Scan the records below for the word "constant" and give only the number of lines that hold it.

* * *

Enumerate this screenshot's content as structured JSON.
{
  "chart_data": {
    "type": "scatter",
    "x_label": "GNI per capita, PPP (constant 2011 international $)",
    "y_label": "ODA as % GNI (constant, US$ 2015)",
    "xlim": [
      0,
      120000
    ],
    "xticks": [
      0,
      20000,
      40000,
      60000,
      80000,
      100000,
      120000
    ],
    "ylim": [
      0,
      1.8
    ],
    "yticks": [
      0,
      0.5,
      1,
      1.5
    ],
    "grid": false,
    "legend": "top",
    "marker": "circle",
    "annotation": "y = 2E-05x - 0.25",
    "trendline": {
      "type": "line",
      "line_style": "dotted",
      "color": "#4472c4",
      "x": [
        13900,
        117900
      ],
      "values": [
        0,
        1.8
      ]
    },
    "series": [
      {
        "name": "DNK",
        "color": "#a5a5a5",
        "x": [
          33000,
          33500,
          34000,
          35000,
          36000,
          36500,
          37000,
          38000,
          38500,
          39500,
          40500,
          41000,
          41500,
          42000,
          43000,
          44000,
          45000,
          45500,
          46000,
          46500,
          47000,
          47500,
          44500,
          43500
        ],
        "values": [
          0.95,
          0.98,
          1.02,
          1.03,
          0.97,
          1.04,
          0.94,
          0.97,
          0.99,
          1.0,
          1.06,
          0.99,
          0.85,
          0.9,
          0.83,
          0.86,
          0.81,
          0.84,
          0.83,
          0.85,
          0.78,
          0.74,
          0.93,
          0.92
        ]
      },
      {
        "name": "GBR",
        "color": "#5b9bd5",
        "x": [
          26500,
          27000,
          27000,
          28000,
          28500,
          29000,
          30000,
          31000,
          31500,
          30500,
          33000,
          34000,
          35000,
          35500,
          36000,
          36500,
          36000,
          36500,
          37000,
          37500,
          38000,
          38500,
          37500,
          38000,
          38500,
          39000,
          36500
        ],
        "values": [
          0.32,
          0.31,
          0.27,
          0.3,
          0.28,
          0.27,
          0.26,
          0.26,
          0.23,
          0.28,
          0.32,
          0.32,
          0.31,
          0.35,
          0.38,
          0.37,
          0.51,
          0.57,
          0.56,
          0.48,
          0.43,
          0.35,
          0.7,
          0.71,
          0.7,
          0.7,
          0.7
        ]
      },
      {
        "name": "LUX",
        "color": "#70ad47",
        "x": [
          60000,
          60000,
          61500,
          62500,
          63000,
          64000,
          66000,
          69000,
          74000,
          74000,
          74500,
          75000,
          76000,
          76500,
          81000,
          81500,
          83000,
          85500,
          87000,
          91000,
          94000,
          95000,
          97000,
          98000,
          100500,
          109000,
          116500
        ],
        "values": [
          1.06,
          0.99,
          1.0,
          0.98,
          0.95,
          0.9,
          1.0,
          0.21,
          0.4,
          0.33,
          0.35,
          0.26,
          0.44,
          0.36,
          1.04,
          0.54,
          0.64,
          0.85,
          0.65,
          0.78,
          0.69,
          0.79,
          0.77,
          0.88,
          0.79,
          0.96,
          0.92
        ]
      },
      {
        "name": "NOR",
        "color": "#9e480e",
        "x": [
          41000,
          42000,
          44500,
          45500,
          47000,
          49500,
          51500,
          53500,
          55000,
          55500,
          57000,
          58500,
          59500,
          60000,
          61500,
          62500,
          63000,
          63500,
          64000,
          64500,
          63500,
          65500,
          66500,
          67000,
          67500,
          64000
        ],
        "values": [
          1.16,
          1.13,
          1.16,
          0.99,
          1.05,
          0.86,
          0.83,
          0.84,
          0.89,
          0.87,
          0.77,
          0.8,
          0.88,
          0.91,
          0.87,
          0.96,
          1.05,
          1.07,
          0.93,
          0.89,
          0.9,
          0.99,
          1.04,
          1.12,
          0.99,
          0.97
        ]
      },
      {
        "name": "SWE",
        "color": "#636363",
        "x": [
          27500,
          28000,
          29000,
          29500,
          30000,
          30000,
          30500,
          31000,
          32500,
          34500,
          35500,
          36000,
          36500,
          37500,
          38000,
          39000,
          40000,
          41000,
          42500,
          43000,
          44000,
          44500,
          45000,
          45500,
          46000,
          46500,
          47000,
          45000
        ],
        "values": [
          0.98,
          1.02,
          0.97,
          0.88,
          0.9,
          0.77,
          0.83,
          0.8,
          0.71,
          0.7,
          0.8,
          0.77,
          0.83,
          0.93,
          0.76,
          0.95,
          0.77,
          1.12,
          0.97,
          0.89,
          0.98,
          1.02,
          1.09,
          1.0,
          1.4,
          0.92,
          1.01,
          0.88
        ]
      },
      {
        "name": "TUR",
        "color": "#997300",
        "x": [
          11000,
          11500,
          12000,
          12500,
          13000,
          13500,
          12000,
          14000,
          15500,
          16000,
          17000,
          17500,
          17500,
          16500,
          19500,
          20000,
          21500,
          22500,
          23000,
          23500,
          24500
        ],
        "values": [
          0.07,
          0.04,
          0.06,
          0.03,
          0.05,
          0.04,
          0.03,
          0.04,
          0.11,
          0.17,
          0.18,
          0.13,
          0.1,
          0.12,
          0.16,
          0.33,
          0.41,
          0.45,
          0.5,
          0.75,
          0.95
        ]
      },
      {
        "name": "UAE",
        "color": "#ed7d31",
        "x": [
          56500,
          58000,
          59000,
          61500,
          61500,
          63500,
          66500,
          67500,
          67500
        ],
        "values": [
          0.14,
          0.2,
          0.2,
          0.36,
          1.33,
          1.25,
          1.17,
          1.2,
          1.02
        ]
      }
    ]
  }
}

* * *

_SOLUTION_
2